• [About this task]
Which lines of the entries below include "varför"? List them all.

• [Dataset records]
- - -
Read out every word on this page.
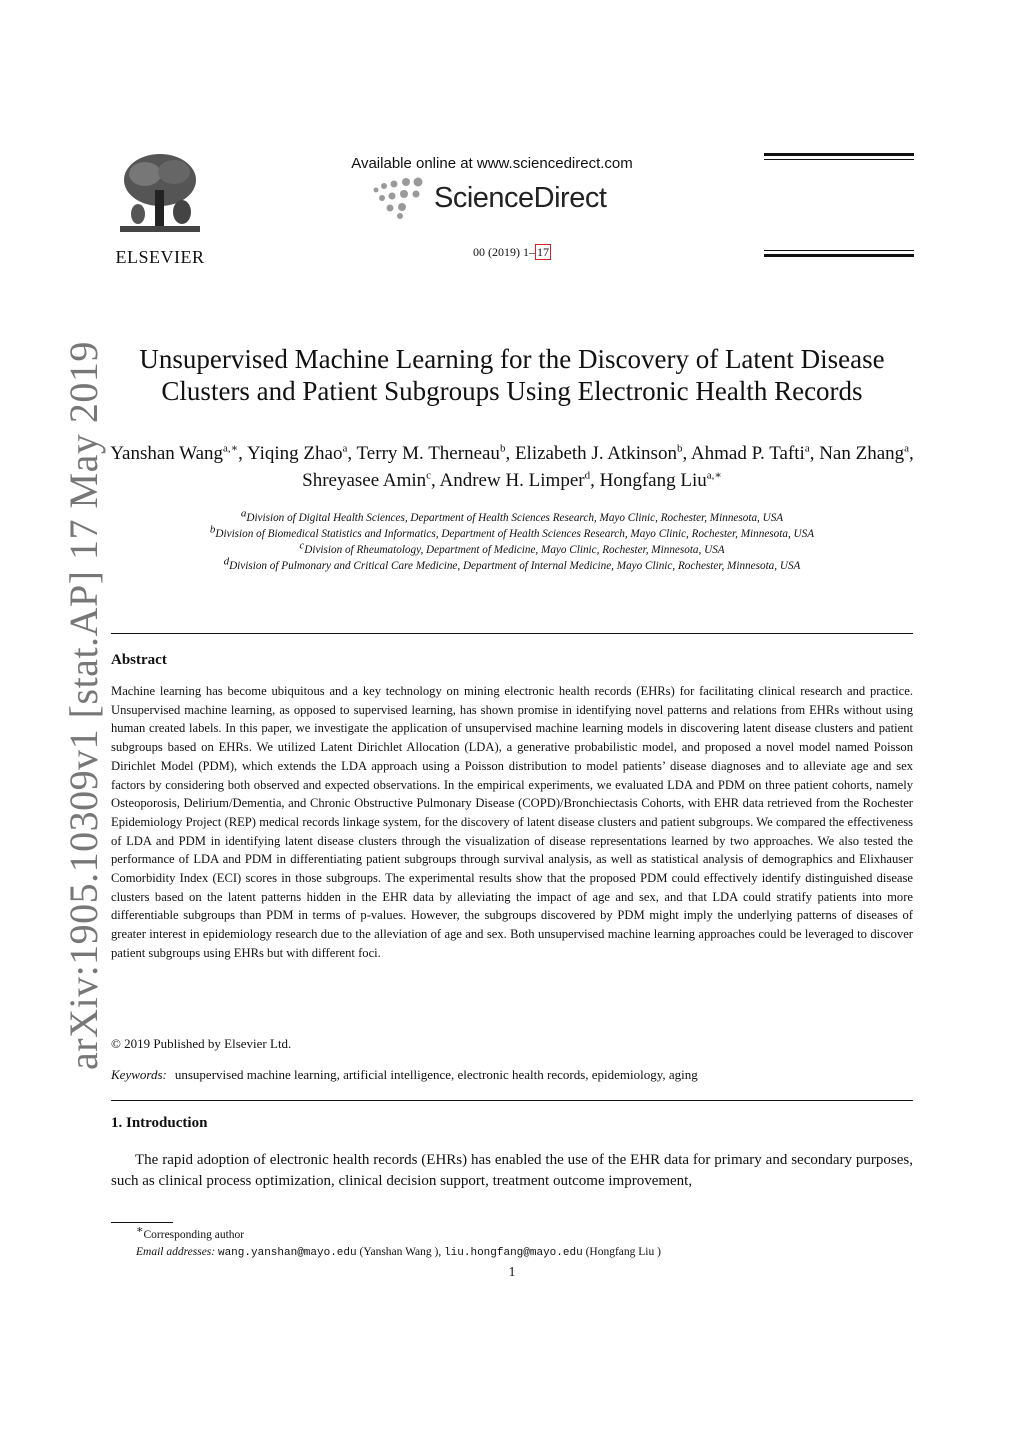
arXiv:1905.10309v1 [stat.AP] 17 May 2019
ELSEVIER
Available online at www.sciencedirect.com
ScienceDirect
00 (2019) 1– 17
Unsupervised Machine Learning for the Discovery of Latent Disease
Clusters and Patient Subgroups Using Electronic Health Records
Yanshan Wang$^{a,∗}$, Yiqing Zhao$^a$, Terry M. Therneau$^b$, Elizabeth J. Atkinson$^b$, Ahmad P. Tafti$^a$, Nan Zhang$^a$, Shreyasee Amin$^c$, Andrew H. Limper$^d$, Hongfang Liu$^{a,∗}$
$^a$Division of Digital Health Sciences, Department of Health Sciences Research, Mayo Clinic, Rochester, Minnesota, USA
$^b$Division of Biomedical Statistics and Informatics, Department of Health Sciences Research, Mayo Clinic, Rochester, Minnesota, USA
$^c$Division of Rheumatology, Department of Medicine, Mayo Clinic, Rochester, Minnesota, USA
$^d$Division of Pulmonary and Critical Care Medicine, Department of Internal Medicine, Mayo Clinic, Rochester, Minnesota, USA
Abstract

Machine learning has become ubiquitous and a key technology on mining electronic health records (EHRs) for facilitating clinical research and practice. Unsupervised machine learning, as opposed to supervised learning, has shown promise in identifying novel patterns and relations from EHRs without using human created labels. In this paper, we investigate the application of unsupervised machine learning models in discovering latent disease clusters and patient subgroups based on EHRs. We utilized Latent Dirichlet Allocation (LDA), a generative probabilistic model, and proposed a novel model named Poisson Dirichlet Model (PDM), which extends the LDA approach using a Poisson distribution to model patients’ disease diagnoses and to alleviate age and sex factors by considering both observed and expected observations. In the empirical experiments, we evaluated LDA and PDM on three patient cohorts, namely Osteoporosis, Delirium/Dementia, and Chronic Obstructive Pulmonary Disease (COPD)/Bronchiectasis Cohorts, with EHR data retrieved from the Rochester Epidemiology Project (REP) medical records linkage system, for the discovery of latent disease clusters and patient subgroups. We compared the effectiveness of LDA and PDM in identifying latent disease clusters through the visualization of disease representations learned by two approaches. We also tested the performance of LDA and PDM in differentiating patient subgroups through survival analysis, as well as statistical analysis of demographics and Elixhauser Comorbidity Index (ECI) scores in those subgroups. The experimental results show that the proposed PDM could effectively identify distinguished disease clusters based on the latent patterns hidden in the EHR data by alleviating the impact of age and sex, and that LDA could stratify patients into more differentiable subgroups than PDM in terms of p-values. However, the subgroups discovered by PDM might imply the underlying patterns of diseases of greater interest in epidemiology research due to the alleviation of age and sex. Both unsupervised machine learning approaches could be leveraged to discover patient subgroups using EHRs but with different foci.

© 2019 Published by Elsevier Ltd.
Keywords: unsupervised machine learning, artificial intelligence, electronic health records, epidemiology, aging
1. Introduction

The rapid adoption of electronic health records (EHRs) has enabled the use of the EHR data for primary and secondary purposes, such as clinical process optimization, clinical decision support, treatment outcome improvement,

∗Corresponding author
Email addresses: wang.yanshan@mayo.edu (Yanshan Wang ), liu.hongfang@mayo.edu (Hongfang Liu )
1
- - -
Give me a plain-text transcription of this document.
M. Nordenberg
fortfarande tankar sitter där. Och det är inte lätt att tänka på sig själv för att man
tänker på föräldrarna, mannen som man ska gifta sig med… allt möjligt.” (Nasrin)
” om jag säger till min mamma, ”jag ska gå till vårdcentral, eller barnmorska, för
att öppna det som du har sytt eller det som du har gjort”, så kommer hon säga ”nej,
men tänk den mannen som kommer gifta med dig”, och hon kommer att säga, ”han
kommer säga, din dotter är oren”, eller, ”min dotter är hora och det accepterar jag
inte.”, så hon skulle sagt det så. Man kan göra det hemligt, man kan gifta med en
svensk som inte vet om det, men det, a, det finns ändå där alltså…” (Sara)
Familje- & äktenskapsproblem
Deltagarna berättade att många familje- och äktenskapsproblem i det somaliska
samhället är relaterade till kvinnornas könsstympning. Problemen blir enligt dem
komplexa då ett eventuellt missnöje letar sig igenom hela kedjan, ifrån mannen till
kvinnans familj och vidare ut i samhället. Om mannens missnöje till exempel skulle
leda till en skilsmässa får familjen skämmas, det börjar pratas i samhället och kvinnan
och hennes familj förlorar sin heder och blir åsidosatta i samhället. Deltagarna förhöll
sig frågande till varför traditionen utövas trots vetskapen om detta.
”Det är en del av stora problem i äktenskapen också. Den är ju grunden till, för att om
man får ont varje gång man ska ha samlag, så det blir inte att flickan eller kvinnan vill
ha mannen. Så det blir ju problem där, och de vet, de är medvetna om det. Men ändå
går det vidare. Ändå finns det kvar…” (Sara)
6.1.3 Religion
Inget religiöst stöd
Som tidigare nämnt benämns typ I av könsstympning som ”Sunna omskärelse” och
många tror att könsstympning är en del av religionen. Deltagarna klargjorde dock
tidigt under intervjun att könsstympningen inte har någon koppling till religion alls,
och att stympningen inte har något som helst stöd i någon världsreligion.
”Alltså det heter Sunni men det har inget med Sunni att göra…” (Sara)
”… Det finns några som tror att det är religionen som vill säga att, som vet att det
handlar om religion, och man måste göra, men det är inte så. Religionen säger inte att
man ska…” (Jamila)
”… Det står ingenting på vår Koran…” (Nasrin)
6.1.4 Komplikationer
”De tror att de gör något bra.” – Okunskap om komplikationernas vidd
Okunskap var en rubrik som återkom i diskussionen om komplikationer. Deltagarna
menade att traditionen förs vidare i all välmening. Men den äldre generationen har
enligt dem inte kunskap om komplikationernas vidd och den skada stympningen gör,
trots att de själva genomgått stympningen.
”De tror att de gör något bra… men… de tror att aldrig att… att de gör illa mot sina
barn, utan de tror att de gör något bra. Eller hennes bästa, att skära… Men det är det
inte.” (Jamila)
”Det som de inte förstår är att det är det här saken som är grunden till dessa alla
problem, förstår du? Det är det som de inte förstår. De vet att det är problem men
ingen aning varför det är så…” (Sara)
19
- - -
• [Result of this exercise]
sig frågande till varför traditionen utövas trots vetskapen om detta.
ingen aning varför det är så…” (Sara)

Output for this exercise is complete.